● **Required work**
Filter these entries, keeping only lines that hold the word "local".

[Chart and figure data]

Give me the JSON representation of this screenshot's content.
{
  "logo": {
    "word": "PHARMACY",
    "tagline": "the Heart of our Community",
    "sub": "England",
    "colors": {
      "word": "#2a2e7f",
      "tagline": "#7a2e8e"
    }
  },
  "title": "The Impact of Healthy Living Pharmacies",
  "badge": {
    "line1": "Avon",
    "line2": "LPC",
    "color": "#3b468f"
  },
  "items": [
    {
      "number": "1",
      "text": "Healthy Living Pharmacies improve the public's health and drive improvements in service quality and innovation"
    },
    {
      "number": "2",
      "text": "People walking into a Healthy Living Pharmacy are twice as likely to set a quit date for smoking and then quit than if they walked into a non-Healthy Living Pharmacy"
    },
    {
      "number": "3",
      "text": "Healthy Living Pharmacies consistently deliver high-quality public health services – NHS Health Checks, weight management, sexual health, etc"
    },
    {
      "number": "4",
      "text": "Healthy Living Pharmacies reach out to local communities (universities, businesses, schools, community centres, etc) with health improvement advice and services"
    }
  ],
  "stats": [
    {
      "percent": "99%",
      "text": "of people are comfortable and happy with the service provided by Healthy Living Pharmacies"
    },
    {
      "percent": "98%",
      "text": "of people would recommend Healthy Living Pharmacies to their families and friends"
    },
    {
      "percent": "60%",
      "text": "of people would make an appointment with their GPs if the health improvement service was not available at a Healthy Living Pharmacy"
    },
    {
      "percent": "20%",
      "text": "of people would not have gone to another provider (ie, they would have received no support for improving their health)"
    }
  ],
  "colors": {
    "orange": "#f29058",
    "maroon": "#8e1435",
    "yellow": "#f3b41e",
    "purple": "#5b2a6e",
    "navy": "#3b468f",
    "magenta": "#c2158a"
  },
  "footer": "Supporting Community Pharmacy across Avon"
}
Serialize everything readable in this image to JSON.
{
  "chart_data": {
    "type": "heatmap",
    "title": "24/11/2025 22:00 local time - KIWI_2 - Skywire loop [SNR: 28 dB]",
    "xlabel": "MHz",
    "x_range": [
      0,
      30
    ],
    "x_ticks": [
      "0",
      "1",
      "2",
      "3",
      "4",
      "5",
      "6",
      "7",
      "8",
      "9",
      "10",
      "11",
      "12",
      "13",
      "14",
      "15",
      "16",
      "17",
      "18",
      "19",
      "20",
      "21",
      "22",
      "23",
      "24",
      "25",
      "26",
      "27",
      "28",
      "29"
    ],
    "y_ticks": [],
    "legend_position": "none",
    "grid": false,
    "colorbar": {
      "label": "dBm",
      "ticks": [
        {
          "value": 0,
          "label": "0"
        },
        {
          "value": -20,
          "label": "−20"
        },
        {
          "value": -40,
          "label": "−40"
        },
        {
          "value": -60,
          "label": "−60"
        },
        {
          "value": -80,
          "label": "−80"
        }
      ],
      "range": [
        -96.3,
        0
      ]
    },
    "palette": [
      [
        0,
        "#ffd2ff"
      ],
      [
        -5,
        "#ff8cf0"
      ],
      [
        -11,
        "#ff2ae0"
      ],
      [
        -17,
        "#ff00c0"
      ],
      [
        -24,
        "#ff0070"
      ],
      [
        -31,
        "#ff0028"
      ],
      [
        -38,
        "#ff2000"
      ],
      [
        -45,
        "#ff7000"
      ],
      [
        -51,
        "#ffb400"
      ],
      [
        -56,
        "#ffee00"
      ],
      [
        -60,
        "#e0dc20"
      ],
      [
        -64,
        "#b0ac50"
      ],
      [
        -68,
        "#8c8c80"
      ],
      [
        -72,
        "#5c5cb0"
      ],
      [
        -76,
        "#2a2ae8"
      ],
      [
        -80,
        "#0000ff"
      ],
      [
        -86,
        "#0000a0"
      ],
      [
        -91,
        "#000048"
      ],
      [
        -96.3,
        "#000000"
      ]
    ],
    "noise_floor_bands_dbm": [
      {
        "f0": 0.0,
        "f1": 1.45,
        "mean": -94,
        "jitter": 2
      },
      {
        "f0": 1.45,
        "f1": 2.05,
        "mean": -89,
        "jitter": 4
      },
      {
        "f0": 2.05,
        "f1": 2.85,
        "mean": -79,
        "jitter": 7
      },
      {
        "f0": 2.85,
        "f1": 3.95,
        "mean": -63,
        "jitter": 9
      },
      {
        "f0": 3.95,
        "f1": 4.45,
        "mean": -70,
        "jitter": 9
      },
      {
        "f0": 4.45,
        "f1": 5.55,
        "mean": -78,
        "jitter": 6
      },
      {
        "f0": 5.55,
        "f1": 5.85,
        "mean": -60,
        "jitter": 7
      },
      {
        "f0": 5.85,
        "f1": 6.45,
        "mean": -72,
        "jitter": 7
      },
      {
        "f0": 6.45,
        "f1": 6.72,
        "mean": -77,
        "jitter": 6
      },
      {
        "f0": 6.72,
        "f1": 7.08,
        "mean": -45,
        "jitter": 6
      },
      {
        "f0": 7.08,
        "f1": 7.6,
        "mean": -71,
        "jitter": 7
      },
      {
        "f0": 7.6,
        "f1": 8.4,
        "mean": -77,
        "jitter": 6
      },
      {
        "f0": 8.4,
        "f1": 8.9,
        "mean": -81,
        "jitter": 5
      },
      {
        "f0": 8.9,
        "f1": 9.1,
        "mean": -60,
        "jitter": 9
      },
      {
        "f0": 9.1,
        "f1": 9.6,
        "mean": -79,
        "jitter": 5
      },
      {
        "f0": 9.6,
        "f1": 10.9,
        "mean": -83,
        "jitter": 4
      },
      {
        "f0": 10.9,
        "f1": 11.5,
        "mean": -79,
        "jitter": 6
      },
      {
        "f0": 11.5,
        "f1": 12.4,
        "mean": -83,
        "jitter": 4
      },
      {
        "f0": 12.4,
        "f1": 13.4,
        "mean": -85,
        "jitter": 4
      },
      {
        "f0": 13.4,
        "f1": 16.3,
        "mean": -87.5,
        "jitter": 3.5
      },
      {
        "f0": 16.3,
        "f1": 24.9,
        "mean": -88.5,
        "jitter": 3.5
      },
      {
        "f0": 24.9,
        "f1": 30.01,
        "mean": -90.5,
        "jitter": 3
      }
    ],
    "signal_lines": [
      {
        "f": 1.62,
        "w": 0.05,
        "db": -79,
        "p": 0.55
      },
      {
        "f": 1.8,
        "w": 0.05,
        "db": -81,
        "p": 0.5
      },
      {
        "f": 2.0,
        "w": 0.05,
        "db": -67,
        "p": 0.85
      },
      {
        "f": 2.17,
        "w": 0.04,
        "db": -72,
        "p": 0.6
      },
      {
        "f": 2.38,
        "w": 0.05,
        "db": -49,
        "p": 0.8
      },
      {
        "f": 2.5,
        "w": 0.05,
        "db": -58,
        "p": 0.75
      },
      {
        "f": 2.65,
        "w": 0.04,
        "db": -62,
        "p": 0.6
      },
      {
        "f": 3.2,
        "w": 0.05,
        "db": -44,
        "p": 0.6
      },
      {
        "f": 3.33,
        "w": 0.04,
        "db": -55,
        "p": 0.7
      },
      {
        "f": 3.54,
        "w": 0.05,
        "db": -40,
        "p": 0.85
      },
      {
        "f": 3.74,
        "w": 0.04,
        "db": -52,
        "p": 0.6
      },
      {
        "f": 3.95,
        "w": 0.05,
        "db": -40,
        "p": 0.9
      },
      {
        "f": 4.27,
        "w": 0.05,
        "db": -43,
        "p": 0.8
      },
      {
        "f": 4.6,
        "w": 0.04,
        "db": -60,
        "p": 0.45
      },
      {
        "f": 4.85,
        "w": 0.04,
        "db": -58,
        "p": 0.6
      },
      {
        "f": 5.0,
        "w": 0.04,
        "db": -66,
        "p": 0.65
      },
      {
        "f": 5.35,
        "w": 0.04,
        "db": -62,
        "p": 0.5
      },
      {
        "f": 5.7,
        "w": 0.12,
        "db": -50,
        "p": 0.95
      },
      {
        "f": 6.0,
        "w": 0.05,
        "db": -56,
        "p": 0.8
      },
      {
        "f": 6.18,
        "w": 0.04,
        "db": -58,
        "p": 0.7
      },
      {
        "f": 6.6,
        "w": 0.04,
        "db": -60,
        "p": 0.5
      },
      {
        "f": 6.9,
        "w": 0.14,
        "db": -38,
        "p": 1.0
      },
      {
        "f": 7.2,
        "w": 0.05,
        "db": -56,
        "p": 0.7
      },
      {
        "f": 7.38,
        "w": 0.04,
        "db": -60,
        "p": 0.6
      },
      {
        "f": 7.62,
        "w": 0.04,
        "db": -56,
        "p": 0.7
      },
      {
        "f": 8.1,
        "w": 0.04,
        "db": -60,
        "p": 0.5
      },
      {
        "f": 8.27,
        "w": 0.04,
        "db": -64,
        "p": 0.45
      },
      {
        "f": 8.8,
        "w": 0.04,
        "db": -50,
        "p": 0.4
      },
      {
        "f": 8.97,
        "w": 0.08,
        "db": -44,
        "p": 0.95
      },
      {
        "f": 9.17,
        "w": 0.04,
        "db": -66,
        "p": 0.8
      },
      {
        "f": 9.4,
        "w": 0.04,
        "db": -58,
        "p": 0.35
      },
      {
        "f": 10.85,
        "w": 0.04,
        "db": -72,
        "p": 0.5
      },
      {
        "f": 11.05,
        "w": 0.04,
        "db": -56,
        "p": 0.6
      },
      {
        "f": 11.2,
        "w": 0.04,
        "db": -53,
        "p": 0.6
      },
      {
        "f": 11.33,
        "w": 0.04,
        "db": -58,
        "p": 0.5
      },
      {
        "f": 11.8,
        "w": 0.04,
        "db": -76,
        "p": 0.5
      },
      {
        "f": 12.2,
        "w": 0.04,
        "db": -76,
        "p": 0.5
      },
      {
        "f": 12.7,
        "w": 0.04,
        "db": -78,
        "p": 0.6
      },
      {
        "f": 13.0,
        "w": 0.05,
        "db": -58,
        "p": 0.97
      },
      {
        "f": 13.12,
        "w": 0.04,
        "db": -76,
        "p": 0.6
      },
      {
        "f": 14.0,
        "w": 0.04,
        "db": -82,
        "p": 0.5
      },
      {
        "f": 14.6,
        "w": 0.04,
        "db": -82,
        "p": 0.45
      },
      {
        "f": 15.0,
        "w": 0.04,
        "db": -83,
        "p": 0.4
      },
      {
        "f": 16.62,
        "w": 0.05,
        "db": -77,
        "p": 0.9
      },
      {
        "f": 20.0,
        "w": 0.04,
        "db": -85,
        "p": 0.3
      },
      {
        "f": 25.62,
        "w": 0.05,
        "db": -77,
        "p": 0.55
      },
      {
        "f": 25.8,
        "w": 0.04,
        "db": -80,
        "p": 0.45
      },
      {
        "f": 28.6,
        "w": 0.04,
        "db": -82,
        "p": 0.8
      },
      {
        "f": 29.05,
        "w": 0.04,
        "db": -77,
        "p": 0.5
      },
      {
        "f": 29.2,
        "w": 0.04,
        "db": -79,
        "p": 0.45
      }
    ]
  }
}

● **Result of the task**
      "text": "Healthy Living Pharmacies reach out to local communities (universities, businesses, schools, community centres, etc) with health improvement advice and services"
    "title": "24/11/2025 22:00 local time - KIWI_2 - Skywire loop [SNR: 28 dB]",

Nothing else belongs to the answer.